# TASK PROMPT
Pull each line holding "Niveau" out of the entries below.

# MATERIAL SUPPLIED
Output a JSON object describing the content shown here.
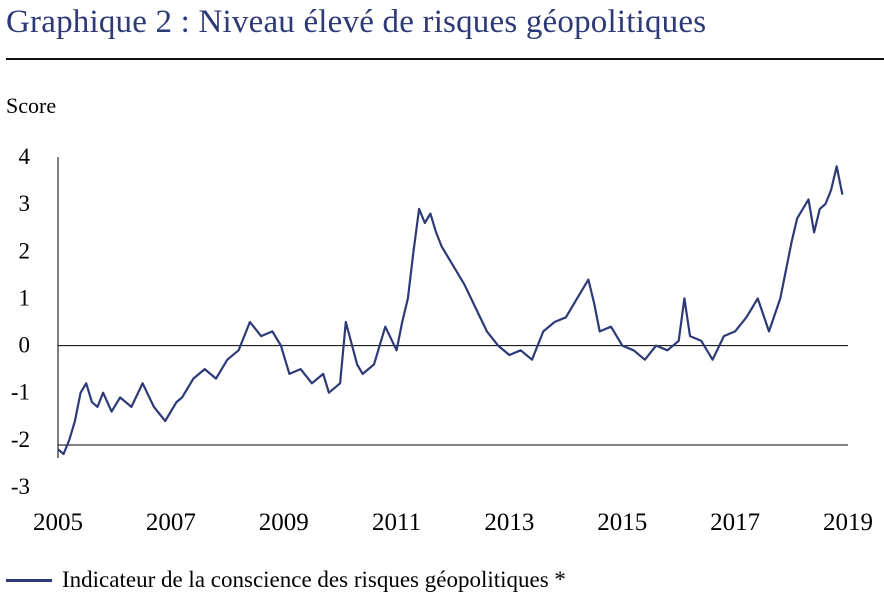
{
  "page": {
    "title": "Graphique 2 : Niveau  élevé  de  risques géopolitiques"
  },
  "chart_data": {
    "type": "line",
    "title": "Graphique 2 : Niveau  élevé  de  risques géopolitiques",
    "ylabel": "Score",
    "xlabel": "",
    "xlim": [
      2005,
      2019
    ],
    "ylim": [
      -3,
      4
    ],
    "x_ticks": [
      "2005",
      "2007",
      "2009",
      "2011",
      "2013",
      "2015",
      "2017",
      "2019"
    ],
    "y_ticks": [
      "4",
      "3",
      "2",
      "1",
      "0",
      "-1",
      "-2",
      "-3"
    ],
    "grid": false,
    "legend_position": "bottom-left",
    "colors": {
      "series": "#2e3a78",
      "axes": "#000000"
    },
    "series": [
      {
        "name": "Indicateur de la conscience  des risques géopolitiques  *",
        "x": [
          2005.0,
          2005.1,
          2005.2,
          2005.3,
          2005.4,
          2005.5,
          2005.6,
          2005.7,
          2005.8,
          2005.95,
          2006.1,
          2006.3,
          2006.5,
          2006.7,
          2006.9,
          2007.1,
          2007.2,
          2007.4,
          2007.6,
          2007.8,
          2008.0,
          2008.2,
          2008.4,
          2008.6,
          2008.8,
          2008.95,
          2009.1,
          2009.3,
          2009.5,
          2009.7,
          2009.8,
          2010.0,
          2010.1,
          2010.3,
          2010.4,
          2010.6,
          2010.8,
          2011.0,
          2011.1,
          2011.2,
          2011.3,
          2011.4,
          2011.5,
          2011.6,
          2011.7,
          2011.8,
          2012.0,
          2012.2,
          2012.4,
          2012.6,
          2012.8,
          2013.0,
          2013.2,
          2013.4,
          2013.6,
          2013.8,
          2014.0,
          2014.2,
          2014.4,
          2014.5,
          2014.6,
          2014.8,
          2015.0,
          2015.2,
          2015.4,
          2015.6,
          2015.8,
          2016.0,
          2016.1,
          2016.2,
          2016.4,
          2016.6,
          2016.8,
          2017.0,
          2017.2,
          2017.3,
          2017.4,
          2017.6,
          2017.8,
          2018.0,
          2018.1,
          2018.3,
          2018.4,
          2018.5,
          2018.6,
          2018.7,
          2018.8,
          2018.9
        ],
        "values": [
          -2.2,
          -2.3,
          -2.0,
          -1.6,
          -1.0,
          -0.8,
          -1.2,
          -1.3,
          -1.0,
          -1.4,
          -1.1,
          -1.3,
          -0.8,
          -1.3,
          -1.6,
          -1.2,
          -1.1,
          -0.7,
          -0.5,
          -0.7,
          -0.3,
          -0.1,
          0.5,
          0.2,
          0.3,
          0.0,
          -0.6,
          -0.5,
          -0.8,
          -0.6,
          -1.0,
          -0.8,
          0.5,
          -0.4,
          -0.6,
          -0.4,
          0.4,
          -0.1,
          0.5,
          1.0,
          2.0,
          2.9,
          2.6,
          2.8,
          2.4,
          2.1,
          1.7,
          1.3,
          0.8,
          0.3,
          0.0,
          -0.2,
          -0.1,
          -0.3,
          0.3,
          0.5,
          0.6,
          1.0,
          1.4,
          0.9,
          0.3,
          0.4,
          0.0,
          -0.1,
          -0.3,
          0.0,
          -0.1,
          0.1,
          1.0,
          0.2,
          0.1,
          -0.3,
          0.2,
          0.3,
          0.6,
          0.8,
          1.0,
          0.3,
          1.0,
          2.2,
          2.7,
          3.1,
          2.4,
          2.9,
          3.0,
          3.3,
          3.8,
          3.2
        ]
      }
    ]
  }
}
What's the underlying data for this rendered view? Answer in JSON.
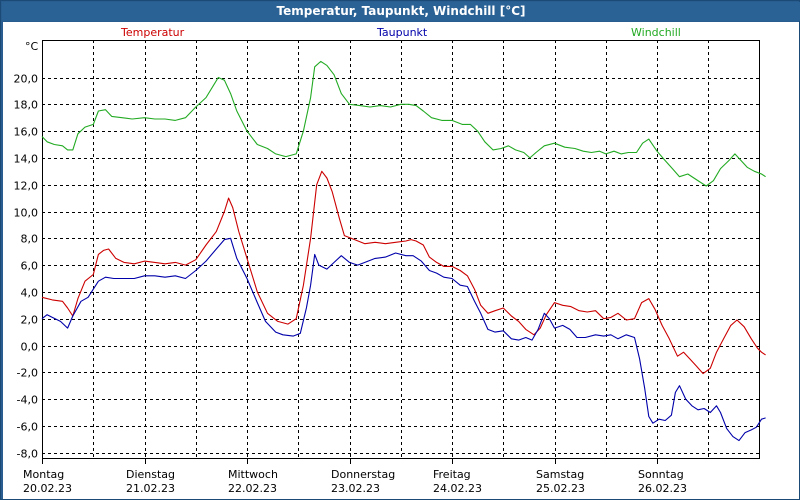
{
  "window": {
    "title": "Temperatur, Taupunkt, Windchill [°C]"
  },
  "chart_data": {
    "type": "line",
    "title": "Temperatur, Taupunkt, Windchill [°C]",
    "ylabel": "°C",
    "ylim": [
      -9,
      23
    ],
    "xlim": [
      0,
      7
    ],
    "yticks": [
      {
        "v": 20,
        "label": "20,0"
      },
      {
        "v": 18,
        "label": "18,0"
      },
      {
        "v": 16,
        "label": "16,0"
      },
      {
        "v": 14,
        "label": "14,0"
      },
      {
        "v": 12,
        "label": "12,0"
      },
      {
        "v": 10,
        "label": "10,0"
      },
      {
        "v": 8,
        "label": "8,0"
      },
      {
        "v": 6,
        "label": "6,0"
      },
      {
        "v": 4,
        "label": "4,0"
      },
      {
        "v": 2,
        "label": "2,0"
      },
      {
        "v": 0,
        "label": "0,0"
      },
      {
        "v": -2,
        "label": "-2,0"
      },
      {
        "v": -4,
        "label": "-4,0"
      },
      {
        "v": -6,
        "label": "-6,0"
      },
      {
        "v": -8,
        "label": "-8,0"
      }
    ],
    "days": [
      {
        "x": 0,
        "day": "Montag",
        "date": "20.02.23"
      },
      {
        "x": 1,
        "day": "Dienstag",
        "date": "21.02.23"
      },
      {
        "x": 2,
        "day": "Mittwoch",
        "date": "22.02.23"
      },
      {
        "x": 3,
        "day": "Donnerstag",
        "date": "23.02.23"
      },
      {
        "x": 4,
        "day": "Freitag",
        "date": "24.02.23"
      },
      {
        "x": 5,
        "day": "Samstag",
        "date": "25.02.23"
      },
      {
        "x": 6,
        "day": "Sonntag",
        "date": "26.02.23"
      }
    ],
    "vgrid": [
      0.5,
      1,
      1.5,
      2,
      2.5,
      3,
      3.5,
      4,
      4.5,
      5,
      5.5,
      6,
      6.5
    ],
    "series": [
      {
        "name": "Temperatur",
        "color": "#cc0000",
        "points": [
          [
            0.0,
            3.6
          ],
          [
            0.1,
            3.4
          ],
          [
            0.2,
            3.3
          ],
          [
            0.25,
            2.8
          ],
          [
            0.3,
            2.2
          ],
          [
            0.35,
            3.5
          ],
          [
            0.42,
            4.8
          ],
          [
            0.5,
            5.3
          ],
          [
            0.55,
            6.8
          ],
          [
            0.6,
            7.1
          ],
          [
            0.65,
            7.2
          ],
          [
            0.72,
            6.5
          ],
          [
            0.8,
            6.2
          ],
          [
            0.9,
            6.1
          ],
          [
            1.0,
            6.3
          ],
          [
            1.1,
            6.2
          ],
          [
            1.2,
            6.1
          ],
          [
            1.3,
            6.2
          ],
          [
            1.4,
            6.0
          ],
          [
            1.5,
            6.4
          ],
          [
            1.6,
            7.5
          ],
          [
            1.7,
            8.5
          ],
          [
            1.78,
            10.0
          ],
          [
            1.82,
            11.0
          ],
          [
            1.86,
            10.3
          ],
          [
            1.92,
            8.5
          ],
          [
            2.0,
            6.5
          ],
          [
            2.1,
            4.0
          ],
          [
            2.2,
            2.4
          ],
          [
            2.3,
            1.8
          ],
          [
            2.4,
            1.6
          ],
          [
            2.48,
            2.0
          ],
          [
            2.55,
            4.5
          ],
          [
            2.62,
            8.0
          ],
          [
            2.68,
            12.0
          ],
          [
            2.73,
            13.0
          ],
          [
            2.78,
            12.5
          ],
          [
            2.83,
            11.5
          ],
          [
            2.9,
            9.5
          ],
          [
            2.95,
            8.2
          ],
          [
            3.05,
            7.9
          ],
          [
            3.15,
            7.6
          ],
          [
            3.25,
            7.7
          ],
          [
            3.35,
            7.6
          ],
          [
            3.45,
            7.7
          ],
          [
            3.55,
            7.8
          ],
          [
            3.6,
            7.9
          ],
          [
            3.65,
            7.8
          ],
          [
            3.72,
            7.5
          ],
          [
            3.78,
            6.6
          ],
          [
            3.85,
            6.2
          ],
          [
            3.92,
            5.9
          ],
          [
            4.0,
            5.9
          ],
          [
            4.08,
            5.6
          ],
          [
            4.15,
            5.2
          ],
          [
            4.22,
            4.2
          ],
          [
            4.28,
            3.0
          ],
          [
            4.35,
            2.4
          ],
          [
            4.42,
            2.6
          ],
          [
            4.5,
            2.8
          ],
          [
            4.58,
            2.2
          ],
          [
            4.65,
            1.8
          ],
          [
            4.72,
            1.2
          ],
          [
            4.8,
            0.8
          ],
          [
            4.86,
            1.3
          ],
          [
            4.92,
            2.3
          ],
          [
            5.0,
            3.2
          ],
          [
            5.08,
            3.0
          ],
          [
            5.16,
            2.9
          ],
          [
            5.24,
            2.6
          ],
          [
            5.32,
            2.5
          ],
          [
            5.4,
            2.6
          ],
          [
            5.48,
            2.0
          ],
          [
            5.55,
            2.1
          ],
          [
            5.62,
            2.4
          ],
          [
            5.7,
            1.9
          ],
          [
            5.78,
            2.0
          ],
          [
            5.85,
            3.2
          ],
          [
            5.92,
            3.5
          ],
          [
            5.98,
            2.7
          ],
          [
            6.05,
            1.5
          ],
          [
            6.12,
            0.5
          ],
          [
            6.2,
            -0.8
          ],
          [
            6.26,
            -0.5
          ],
          [
            6.32,
            -1.0
          ],
          [
            6.38,
            -1.5
          ],
          [
            6.45,
            -2.1
          ],
          [
            6.52,
            -1.7
          ],
          [
            6.58,
            -0.5
          ],
          [
            6.65,
            0.5
          ],
          [
            6.72,
            1.5
          ],
          [
            6.78,
            1.9
          ],
          [
            6.85,
            1.4
          ],
          [
            6.92,
            0.5
          ],
          [
            6.98,
            -0.2
          ],
          [
            7.02,
            -0.5
          ],
          [
            7.06,
            -0.7
          ]
        ]
      },
      {
        "name": "Taupunkt",
        "color": "#0000aa",
        "points": [
          [
            0.0,
            2.0
          ],
          [
            0.05,
            2.3
          ],
          [
            0.1,
            2.1
          ],
          [
            0.18,
            1.8
          ],
          [
            0.25,
            1.3
          ],
          [
            0.3,
            2.2
          ],
          [
            0.38,
            3.3
          ],
          [
            0.45,
            3.6
          ],
          [
            0.55,
            4.8
          ],
          [
            0.62,
            5.1
          ],
          [
            0.7,
            5.0
          ],
          [
            0.8,
            5.0
          ],
          [
            0.9,
            5.0
          ],
          [
            1.0,
            5.2
          ],
          [
            1.1,
            5.2
          ],
          [
            1.2,
            5.1
          ],
          [
            1.3,
            5.2
          ],
          [
            1.4,
            5.0
          ],
          [
            1.5,
            5.6
          ],
          [
            1.6,
            6.3
          ],
          [
            1.7,
            7.2
          ],
          [
            1.78,
            7.9
          ],
          [
            1.84,
            8.0
          ],
          [
            1.9,
            6.5
          ],
          [
            2.0,
            5.0
          ],
          [
            2.1,
            3.2
          ],
          [
            2.18,
            1.8
          ],
          [
            2.28,
            1.0
          ],
          [
            2.35,
            0.8
          ],
          [
            2.45,
            0.7
          ],
          [
            2.52,
            0.9
          ],
          [
            2.58,
            2.8
          ],
          [
            2.62,
            4.5
          ],
          [
            2.66,
            6.8
          ],
          [
            2.7,
            6.0
          ],
          [
            2.78,
            5.7
          ],
          [
            2.85,
            6.2
          ],
          [
            2.92,
            6.7
          ],
          [
            3.0,
            6.2
          ],
          [
            3.08,
            6.0
          ],
          [
            3.15,
            6.2
          ],
          [
            3.25,
            6.5
          ],
          [
            3.35,
            6.6
          ],
          [
            3.45,
            6.9
          ],
          [
            3.55,
            6.7
          ],
          [
            3.62,
            6.7
          ],
          [
            3.7,
            6.3
          ],
          [
            3.78,
            5.6
          ],
          [
            3.85,
            5.4
          ],
          [
            3.92,
            5.1
          ],
          [
            4.0,
            5.0
          ],
          [
            4.08,
            4.5
          ],
          [
            4.15,
            4.4
          ],
          [
            4.22,
            3.3
          ],
          [
            4.28,
            2.4
          ],
          [
            4.35,
            1.2
          ],
          [
            4.42,
            1.0
          ],
          [
            4.5,
            1.1
          ],
          [
            4.58,
            0.5
          ],
          [
            4.65,
            0.4
          ],
          [
            4.72,
            0.6
          ],
          [
            4.78,
            0.4
          ],
          [
            4.84,
            1.2
          ],
          [
            4.9,
            2.4
          ],
          [
            4.95,
            2.0
          ],
          [
            5.0,
            1.3
          ],
          [
            5.08,
            1.5
          ],
          [
            5.15,
            1.2
          ],
          [
            5.22,
            0.6
          ],
          [
            5.3,
            0.6
          ],
          [
            5.4,
            0.8
          ],
          [
            5.48,
            0.7
          ],
          [
            5.55,
            0.8
          ],
          [
            5.62,
            0.5
          ],
          [
            5.7,
            0.8
          ],
          [
            5.78,
            0.6
          ],
          [
            5.83,
            -1.0
          ],
          [
            5.88,
            -3.2
          ],
          [
            5.92,
            -5.3
          ],
          [
            5.96,
            -5.8
          ],
          [
            6.02,
            -5.5
          ],
          [
            6.08,
            -5.6
          ],
          [
            6.14,
            -5.2
          ],
          [
            6.18,
            -3.5
          ],
          [
            6.22,
            -3.0
          ],
          [
            6.28,
            -4.0
          ],
          [
            6.34,
            -4.5
          ],
          [
            6.4,
            -4.8
          ],
          [
            6.46,
            -4.7
          ],
          [
            6.52,
            -5.0
          ],
          [
            6.58,
            -4.5
          ],
          [
            6.62,
            -5.0
          ],
          [
            6.68,
            -6.2
          ],
          [
            6.74,
            -6.8
          ],
          [
            6.8,
            -7.1
          ],
          [
            6.86,
            -6.5
          ],
          [
            6.92,
            -6.3
          ],
          [
            6.97,
            -6.1
          ],
          [
            7.02,
            -5.5
          ],
          [
            7.06,
            -5.4
          ]
        ]
      },
      {
        "name": "Windchill",
        "color": "#22aa22",
        "points": [
          [
            0.0,
            15.6
          ],
          [
            0.05,
            15.2
          ],
          [
            0.12,
            15.0
          ],
          [
            0.2,
            14.9
          ],
          [
            0.25,
            14.6
          ],
          [
            0.3,
            14.6
          ],
          [
            0.35,
            15.8
          ],
          [
            0.42,
            16.3
          ],
          [
            0.5,
            16.5
          ],
          [
            0.55,
            17.5
          ],
          [
            0.62,
            17.6
          ],
          [
            0.68,
            17.1
          ],
          [
            0.78,
            17.0
          ],
          [
            0.88,
            16.9
          ],
          [
            1.0,
            17.0
          ],
          [
            1.1,
            16.9
          ],
          [
            1.2,
            16.9
          ],
          [
            1.3,
            16.8
          ],
          [
            1.4,
            17.0
          ],
          [
            1.5,
            17.8
          ],
          [
            1.6,
            18.5
          ],
          [
            1.68,
            19.5
          ],
          [
            1.72,
            20.0
          ],
          [
            1.78,
            19.8
          ],
          [
            1.84,
            18.8
          ],
          [
            1.9,
            17.5
          ],
          [
            2.0,
            16.0
          ],
          [
            2.1,
            15.0
          ],
          [
            2.2,
            14.7
          ],
          [
            2.28,
            14.3
          ],
          [
            2.38,
            14.1
          ],
          [
            2.48,
            14.3
          ],
          [
            2.55,
            16.0
          ],
          [
            2.62,
            18.5
          ],
          [
            2.66,
            20.8
          ],
          [
            2.72,
            21.2
          ],
          [
            2.78,
            20.9
          ],
          [
            2.85,
            20.2
          ],
          [
            2.92,
            18.8
          ],
          [
            3.0,
            18.0
          ],
          [
            3.1,
            17.9
          ],
          [
            3.2,
            17.8
          ],
          [
            3.3,
            17.9
          ],
          [
            3.4,
            17.8
          ],
          [
            3.5,
            18.0
          ],
          [
            3.58,
            18.0
          ],
          [
            3.65,
            17.9
          ],
          [
            3.72,
            17.5
          ],
          [
            3.8,
            17.0
          ],
          [
            3.9,
            16.8
          ],
          [
            4.0,
            16.8
          ],
          [
            4.1,
            16.5
          ],
          [
            4.18,
            16.5
          ],
          [
            4.25,
            16.0
          ],
          [
            4.32,
            15.2
          ],
          [
            4.4,
            14.6
          ],
          [
            4.48,
            14.7
          ],
          [
            4.55,
            14.9
          ],
          [
            4.62,
            14.6
          ],
          [
            4.7,
            14.4
          ],
          [
            4.76,
            14.0
          ],
          [
            4.82,
            14.4
          ],
          [
            4.9,
            14.9
          ],
          [
            5.0,
            15.1
          ],
          [
            5.1,
            14.8
          ],
          [
            5.2,
            14.7
          ],
          [
            5.28,
            14.5
          ],
          [
            5.36,
            14.4
          ],
          [
            5.44,
            14.5
          ],
          [
            5.5,
            14.3
          ],
          [
            5.58,
            14.5
          ],
          [
            5.65,
            14.3
          ],
          [
            5.72,
            14.4
          ],
          [
            5.8,
            14.4
          ],
          [
            5.86,
            15.1
          ],
          [
            5.92,
            15.4
          ],
          [
            6.0,
            14.5
          ],
          [
            6.08,
            13.8
          ],
          [
            6.15,
            13.2
          ],
          [
            6.22,
            12.6
          ],
          [
            6.3,
            12.8
          ],
          [
            6.36,
            12.5
          ],
          [
            6.42,
            12.2
          ],
          [
            6.48,
            11.9
          ],
          [
            6.55,
            12.3
          ],
          [
            6.62,
            13.2
          ],
          [
            6.7,
            13.8
          ],
          [
            6.76,
            14.3
          ],
          [
            6.82,
            13.8
          ],
          [
            6.88,
            13.3
          ],
          [
            6.95,
            13.0
          ],
          [
            7.02,
            12.8
          ],
          [
            7.06,
            12.6
          ]
        ]
      }
    ]
  }
}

# RESPONSE
    "title": "Graphique 2 : Niveau  élevé  de  risques géopolitiques"
    "title": "Graphique 2 : Niveau  élevé  de  risques géopolitiques",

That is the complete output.